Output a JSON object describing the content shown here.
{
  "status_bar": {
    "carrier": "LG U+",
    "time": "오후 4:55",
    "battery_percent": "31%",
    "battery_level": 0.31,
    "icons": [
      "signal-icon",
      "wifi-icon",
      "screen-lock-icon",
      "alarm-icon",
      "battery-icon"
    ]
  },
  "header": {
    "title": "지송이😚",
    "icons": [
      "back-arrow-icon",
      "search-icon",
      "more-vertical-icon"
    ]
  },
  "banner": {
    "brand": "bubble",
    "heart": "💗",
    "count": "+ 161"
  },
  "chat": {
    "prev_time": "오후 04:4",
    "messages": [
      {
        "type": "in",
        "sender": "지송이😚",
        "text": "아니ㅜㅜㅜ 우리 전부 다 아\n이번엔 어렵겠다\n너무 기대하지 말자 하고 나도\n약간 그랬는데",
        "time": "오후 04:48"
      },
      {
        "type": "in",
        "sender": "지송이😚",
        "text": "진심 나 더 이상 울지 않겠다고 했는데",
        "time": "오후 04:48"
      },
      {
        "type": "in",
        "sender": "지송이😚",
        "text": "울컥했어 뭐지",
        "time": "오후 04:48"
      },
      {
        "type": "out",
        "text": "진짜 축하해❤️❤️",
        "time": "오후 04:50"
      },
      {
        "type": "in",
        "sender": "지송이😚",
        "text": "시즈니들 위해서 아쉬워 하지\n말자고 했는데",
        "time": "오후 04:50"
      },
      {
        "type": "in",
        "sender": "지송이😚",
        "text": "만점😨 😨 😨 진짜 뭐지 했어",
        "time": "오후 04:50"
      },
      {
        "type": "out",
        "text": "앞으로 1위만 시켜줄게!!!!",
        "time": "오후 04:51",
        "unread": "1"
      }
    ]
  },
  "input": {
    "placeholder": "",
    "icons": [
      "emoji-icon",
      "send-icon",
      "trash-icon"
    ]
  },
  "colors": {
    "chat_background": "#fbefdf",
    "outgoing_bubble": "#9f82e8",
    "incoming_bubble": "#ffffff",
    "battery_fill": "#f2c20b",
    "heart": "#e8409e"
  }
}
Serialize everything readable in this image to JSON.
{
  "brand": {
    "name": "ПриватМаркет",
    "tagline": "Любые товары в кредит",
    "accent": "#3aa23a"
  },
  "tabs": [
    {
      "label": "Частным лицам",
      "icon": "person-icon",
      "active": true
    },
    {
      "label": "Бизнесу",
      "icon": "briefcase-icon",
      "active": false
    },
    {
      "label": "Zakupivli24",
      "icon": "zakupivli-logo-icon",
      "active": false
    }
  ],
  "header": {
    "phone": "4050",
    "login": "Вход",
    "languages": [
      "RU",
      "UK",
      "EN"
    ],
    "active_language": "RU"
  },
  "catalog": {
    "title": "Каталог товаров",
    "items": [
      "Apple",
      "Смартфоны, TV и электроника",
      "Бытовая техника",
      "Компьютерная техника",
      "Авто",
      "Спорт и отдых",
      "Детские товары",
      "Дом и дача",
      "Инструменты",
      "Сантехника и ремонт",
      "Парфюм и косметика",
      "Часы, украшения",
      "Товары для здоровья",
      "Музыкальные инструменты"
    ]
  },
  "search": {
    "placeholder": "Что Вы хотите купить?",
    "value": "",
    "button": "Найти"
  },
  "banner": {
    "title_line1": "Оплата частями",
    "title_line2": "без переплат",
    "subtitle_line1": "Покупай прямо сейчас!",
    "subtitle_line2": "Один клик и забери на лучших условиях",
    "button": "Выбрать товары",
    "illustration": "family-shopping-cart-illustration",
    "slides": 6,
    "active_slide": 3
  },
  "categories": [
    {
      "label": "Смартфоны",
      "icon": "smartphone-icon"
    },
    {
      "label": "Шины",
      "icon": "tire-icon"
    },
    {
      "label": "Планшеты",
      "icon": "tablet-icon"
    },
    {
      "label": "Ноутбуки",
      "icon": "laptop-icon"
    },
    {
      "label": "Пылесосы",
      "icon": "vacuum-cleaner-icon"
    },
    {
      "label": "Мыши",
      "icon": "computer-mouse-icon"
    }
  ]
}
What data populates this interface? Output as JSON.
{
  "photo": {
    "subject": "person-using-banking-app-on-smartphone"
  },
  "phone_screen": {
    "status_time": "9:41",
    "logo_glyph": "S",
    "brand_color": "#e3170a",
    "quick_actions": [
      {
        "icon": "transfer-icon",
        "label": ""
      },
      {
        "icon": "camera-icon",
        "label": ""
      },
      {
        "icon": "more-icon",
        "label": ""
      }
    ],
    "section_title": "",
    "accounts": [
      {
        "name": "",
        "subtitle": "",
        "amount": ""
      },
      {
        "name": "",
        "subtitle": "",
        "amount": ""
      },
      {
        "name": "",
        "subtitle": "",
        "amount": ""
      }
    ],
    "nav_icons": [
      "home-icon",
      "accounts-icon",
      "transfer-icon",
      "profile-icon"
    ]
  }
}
——————————
# YOUR TASK
State the number of lines in this listing that contain the string "label", and add nothing else.

# COMPLETE RESPONSE
12